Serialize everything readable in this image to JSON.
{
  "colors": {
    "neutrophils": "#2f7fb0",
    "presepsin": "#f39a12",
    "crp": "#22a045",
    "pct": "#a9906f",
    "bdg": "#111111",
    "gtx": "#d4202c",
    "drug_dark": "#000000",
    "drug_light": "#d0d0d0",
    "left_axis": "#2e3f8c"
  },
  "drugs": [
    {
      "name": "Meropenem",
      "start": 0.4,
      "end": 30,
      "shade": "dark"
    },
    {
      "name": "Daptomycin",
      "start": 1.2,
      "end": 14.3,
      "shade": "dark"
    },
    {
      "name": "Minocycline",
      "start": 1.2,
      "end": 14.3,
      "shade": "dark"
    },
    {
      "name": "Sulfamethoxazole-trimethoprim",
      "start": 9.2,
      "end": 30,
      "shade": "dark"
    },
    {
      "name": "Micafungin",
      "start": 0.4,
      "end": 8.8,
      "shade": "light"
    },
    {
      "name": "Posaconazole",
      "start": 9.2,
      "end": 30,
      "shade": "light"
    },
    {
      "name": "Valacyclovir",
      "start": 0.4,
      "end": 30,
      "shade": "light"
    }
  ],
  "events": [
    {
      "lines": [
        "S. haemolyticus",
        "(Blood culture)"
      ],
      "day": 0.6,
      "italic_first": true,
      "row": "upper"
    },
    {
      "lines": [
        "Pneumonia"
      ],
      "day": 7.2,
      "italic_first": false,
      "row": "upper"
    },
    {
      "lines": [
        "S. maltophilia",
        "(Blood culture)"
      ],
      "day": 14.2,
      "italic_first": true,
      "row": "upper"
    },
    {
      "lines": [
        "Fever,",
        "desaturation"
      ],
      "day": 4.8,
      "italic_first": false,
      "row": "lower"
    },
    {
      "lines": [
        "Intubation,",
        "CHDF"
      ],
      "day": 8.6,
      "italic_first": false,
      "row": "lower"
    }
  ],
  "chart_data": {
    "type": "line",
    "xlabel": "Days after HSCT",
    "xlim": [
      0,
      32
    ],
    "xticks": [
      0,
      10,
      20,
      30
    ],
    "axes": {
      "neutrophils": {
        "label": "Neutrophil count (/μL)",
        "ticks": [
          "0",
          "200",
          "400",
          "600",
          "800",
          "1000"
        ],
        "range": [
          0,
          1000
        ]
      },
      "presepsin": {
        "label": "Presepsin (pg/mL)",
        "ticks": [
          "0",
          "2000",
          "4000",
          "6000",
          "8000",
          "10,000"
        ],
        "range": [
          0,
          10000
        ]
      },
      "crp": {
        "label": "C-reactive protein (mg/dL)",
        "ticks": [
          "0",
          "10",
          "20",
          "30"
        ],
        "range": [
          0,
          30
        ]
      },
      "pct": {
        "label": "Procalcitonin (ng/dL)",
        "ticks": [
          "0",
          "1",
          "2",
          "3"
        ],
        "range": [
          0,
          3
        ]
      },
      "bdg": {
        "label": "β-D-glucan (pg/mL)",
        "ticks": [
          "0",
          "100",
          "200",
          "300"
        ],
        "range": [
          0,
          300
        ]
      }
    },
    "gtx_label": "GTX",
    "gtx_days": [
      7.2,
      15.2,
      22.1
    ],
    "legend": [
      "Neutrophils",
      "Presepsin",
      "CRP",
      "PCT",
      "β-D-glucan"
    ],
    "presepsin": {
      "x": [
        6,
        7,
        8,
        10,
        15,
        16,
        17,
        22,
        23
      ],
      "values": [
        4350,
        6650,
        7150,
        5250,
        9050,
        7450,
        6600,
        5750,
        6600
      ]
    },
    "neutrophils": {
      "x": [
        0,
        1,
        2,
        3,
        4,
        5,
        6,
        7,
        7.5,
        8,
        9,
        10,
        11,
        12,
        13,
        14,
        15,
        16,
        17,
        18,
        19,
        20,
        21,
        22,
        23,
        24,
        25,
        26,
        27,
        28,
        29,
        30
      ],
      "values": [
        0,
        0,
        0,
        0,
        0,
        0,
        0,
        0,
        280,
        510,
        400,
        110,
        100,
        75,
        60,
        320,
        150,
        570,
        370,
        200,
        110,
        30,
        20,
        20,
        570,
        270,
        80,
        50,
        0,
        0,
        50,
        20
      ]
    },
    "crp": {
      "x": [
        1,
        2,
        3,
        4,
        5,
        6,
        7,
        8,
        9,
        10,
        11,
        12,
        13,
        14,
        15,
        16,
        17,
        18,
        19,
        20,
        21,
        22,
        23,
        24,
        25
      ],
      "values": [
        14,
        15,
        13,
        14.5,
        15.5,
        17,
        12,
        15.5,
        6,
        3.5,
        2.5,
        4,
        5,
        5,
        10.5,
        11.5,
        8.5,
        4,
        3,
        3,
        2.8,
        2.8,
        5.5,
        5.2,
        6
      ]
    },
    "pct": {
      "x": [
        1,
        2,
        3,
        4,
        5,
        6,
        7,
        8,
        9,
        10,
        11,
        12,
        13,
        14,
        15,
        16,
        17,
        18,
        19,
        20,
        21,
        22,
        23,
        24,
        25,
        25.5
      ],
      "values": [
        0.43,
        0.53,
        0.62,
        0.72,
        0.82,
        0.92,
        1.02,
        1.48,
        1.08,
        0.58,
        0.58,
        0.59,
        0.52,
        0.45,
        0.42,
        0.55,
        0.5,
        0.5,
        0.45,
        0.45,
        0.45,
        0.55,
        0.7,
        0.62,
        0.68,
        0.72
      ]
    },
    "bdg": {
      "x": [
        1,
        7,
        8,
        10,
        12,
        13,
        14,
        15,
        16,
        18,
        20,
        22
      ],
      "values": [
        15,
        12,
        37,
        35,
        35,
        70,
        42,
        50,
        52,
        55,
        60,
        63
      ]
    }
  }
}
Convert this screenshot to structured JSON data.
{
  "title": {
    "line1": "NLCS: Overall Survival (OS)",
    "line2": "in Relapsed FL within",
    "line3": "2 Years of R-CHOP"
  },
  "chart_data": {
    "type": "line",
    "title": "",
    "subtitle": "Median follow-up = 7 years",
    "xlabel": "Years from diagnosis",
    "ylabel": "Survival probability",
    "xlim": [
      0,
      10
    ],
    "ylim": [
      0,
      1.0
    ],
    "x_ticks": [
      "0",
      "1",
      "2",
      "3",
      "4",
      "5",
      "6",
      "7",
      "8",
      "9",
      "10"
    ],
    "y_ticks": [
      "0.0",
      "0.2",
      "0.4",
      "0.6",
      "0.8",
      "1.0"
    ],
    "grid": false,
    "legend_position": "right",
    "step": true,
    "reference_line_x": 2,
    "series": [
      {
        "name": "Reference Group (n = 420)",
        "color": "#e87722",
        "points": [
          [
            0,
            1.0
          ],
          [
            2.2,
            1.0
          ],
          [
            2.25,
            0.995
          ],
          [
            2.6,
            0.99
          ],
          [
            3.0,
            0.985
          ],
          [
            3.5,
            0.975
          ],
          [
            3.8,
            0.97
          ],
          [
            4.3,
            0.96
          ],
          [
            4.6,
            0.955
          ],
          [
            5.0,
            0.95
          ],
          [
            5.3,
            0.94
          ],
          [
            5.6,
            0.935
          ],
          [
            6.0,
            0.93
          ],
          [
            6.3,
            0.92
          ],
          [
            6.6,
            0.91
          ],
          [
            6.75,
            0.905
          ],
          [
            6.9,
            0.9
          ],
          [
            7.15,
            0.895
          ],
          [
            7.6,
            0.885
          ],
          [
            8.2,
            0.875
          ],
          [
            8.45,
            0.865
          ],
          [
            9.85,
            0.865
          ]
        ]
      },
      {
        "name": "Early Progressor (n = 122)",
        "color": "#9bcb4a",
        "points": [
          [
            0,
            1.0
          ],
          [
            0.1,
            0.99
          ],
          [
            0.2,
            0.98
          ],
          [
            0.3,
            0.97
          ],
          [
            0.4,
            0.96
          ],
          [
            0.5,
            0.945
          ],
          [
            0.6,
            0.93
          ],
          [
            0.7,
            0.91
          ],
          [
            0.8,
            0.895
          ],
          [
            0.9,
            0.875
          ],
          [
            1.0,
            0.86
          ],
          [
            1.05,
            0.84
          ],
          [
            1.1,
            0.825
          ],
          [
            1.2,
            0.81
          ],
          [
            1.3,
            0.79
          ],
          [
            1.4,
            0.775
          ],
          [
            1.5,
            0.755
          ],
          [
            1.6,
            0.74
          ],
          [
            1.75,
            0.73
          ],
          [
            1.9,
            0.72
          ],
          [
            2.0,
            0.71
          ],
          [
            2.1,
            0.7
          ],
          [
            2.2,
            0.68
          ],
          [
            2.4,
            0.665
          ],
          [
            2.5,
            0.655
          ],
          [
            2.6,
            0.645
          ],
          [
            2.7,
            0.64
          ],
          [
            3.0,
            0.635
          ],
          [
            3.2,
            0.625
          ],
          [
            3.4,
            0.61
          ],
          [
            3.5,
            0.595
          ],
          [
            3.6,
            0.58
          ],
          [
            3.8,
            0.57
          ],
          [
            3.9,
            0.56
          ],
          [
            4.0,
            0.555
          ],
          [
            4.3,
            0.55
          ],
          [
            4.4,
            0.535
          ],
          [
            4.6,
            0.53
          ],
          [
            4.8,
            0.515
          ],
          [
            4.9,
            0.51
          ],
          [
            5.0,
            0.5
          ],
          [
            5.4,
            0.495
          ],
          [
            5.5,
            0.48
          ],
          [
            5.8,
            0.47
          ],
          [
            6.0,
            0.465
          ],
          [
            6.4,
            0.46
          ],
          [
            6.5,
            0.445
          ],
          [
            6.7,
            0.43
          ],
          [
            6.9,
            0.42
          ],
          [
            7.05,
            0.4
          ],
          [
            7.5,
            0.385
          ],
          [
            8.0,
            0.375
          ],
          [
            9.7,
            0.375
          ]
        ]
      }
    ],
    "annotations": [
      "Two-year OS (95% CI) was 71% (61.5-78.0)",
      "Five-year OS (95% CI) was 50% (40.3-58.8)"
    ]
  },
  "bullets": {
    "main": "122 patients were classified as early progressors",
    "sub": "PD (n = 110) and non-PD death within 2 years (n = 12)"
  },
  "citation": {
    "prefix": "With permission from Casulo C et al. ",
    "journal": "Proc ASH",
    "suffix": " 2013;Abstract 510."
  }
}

**Requirement:** Every line above that holds the string "Survival" should be copied into the answer.

**Solution to this problem:**
    "line1": "NLCS: Overall Survival (OS)",
    "ylabel": "Survival probability",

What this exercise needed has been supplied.